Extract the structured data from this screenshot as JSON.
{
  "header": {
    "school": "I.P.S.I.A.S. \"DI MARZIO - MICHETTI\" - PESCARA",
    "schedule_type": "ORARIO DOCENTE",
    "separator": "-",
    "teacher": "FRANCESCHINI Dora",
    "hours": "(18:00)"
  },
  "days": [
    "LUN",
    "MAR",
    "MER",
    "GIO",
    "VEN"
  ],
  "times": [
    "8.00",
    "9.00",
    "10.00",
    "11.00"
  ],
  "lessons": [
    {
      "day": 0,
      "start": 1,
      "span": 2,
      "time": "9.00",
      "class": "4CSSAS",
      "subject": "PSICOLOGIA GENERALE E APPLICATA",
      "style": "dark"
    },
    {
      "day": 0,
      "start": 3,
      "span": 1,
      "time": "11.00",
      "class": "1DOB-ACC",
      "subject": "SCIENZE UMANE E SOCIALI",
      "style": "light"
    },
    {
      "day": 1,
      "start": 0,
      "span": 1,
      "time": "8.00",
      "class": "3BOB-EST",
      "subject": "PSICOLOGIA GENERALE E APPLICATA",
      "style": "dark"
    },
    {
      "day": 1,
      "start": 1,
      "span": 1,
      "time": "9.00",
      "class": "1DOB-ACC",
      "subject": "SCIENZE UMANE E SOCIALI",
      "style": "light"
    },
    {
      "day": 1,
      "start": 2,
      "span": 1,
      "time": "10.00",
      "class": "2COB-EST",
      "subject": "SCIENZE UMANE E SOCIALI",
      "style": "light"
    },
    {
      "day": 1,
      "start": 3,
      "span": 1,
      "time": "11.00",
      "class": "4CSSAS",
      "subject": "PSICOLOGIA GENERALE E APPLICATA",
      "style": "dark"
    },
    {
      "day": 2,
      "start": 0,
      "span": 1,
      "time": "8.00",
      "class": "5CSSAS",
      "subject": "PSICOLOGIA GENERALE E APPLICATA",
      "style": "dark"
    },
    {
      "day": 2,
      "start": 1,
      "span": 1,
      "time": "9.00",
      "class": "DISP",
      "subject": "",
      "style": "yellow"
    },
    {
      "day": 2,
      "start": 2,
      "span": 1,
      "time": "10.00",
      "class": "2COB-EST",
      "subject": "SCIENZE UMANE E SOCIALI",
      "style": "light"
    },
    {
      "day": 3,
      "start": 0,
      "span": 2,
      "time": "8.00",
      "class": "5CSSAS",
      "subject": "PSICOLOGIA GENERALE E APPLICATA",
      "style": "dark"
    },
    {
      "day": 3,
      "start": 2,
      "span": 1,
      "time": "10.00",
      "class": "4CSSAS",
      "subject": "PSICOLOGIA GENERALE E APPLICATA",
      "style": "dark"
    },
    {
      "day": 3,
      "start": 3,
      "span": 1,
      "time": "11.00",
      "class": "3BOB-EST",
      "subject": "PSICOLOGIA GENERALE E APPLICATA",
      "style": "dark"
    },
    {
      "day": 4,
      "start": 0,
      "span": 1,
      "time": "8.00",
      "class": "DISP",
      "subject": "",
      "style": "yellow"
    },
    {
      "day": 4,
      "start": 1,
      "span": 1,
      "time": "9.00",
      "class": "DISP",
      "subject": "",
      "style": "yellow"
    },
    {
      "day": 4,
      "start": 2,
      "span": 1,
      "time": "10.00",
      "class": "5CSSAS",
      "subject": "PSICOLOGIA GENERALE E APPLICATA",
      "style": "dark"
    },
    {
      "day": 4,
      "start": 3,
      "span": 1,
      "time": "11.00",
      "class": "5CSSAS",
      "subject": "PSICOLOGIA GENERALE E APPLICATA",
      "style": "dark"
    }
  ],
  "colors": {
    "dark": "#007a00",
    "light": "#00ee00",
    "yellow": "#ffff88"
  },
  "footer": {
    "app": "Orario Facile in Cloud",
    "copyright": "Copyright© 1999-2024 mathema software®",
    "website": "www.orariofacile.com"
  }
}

**Task requirements**.
Write out the whole listing again, exactly as it stands.

**Output of the exercise**.
Extract the structured data from this screenshot as JSON.
{
  "header": {
    "school": "I.P.S.I.A.S. \"DI MARZIO - MICHETTI\" - PESCARA",
    "schedule_type": "ORARIO DOCENTE",
    "separator": "-",
    "teacher": "FRANCESCHINI Dora",
    "hours": "(18:00)"
  },
  "days": [
    "LUN",
    "MAR",
    "MER",
    "GIO",
    "VEN"
  ],
  "times": [
    "8.00",
    "9.00",
    "10.00",
    "11.00"
  ],
  "lessons": [
    {
      "day": 0,
      "start": 1,
      "span": 2,
      "time": "9.00",
      "class": "4CSSAS",
      "subject": "PSICOLOGIA GENERALE E APPLICATA",
      "style": "dark"
    },
    {
      "day": 0,
      "start": 3,
      "span": 1,
      "time": "11.00",
      "class": "1DOB-ACC",
      "subject": "SCIENZE UMANE E SOCIALI",
      "style": "light"
    },
    {
      "day": 1,
      "start": 0,
      "span": 1,
      "time": "8.00",
      "class": "3BOB-EST",
      "subject": "PSICOLOGIA GENERALE E APPLICATA",
      "style": "dark"
    },
    {
      "day": 1,
      "start": 1,
      "span": 1,
      "time": "9.00",
      "class": "1DOB-ACC",
      "subject": "SCIENZE UMANE E SOCIALI",
      "style": "light"
    },
    {
      "day": 1,
      "start": 2,
      "span": 1,
      "time": "10.00",
      "class": "2COB-EST",
      "subject": "SCIENZE UMANE E SOCIALI",
      "style": "light"
    },
    {
      "day": 1,
      "start": 3,
      "span": 1,
      "time": "11.00",
      "class": "4CSSAS",
      "subject": "PSICOLOGIA GENERALE E APPLICATA",
      "style": "dark"
    },
    {
      "day": 2,
      "start": 0,
      "span": 1,
      "time": "8.00",
      "class": "5CSSAS",
      "subject": "PSICOLOGIA GENERALE E APPLICATA",
      "style": "dark"
    },
    {
      "day": 2,
      "start": 1,
      "span": 1,
      "time": "9.00",
      "class": "DISP",
      "subject": "",
      "style": "yellow"
    },
    {
      "day": 2,
      "start": 2,
      "span": 1,
      "time": "10.00",
      "class": "2COB-EST",
      "subject": "SCIENZE UMANE E SOCIALI",
      "style": "light"
    },
    {
      "day": 3,
      "start": 0,
      "span": 2,
      "time": "8.00",
      "class": "5CSSAS",
      "subject": "PSICOLOGIA GENERALE E APPLICATA",
      "style": "dark"
    },
    {
      "day": 3,
      "start": 2,
      "span": 1,
      "time": "10.00",
      "class": "4CSSAS",
      "subject": "PSICOLOGIA GENERALE E APPLICATA",
      "style": "dark"
    },
    {
      "day": 3,
      "start": 3,
      "span": 1,
      "time": "11.00",
      "class": "3BOB-EST",
      "subject": "PSICOLOGIA GENERALE E APPLICATA",
      "style": "dark"
    },
    {
      "day": 4,
      "start": 0,
      "span": 1,
      "time": "8.00",
      "class": "DISP",
      "subject": "",
      "style": "yellow"
    },
    {
      "day": 4,
      "start": 1,
      "span": 1,
      "time": "9.00",
      "class": "DISP",
      "subject": "",
      "style": "yellow"
    },
    {
      "day": 4,
      "start": 2,
      "span": 1,
      "time": "10.00",
      "class": "5CSSAS",
      "subject": "PSICOLOGIA GENERALE E APPLICATA",
      "style": "dark"
    },
    {
      "day": 4,
      "start": 3,
      "span": 1,
      "time": "11.00",
      "class": "5CSSAS",
      "subject": "PSICOLOGIA GENERALE E APPLICATA",
      "style": "dark"
    }
  ],
  "colors": {
    "dark": "#007a00",
    "light": "#00ee00",
    "yellow": "#ffff88"
  },
  "footer": {
    "app": "Orario Facile in Cloud",
    "copyright": "Copyright© 1999-2024 mathema software®",
    "website": "www.orariofacile.com"
  }
}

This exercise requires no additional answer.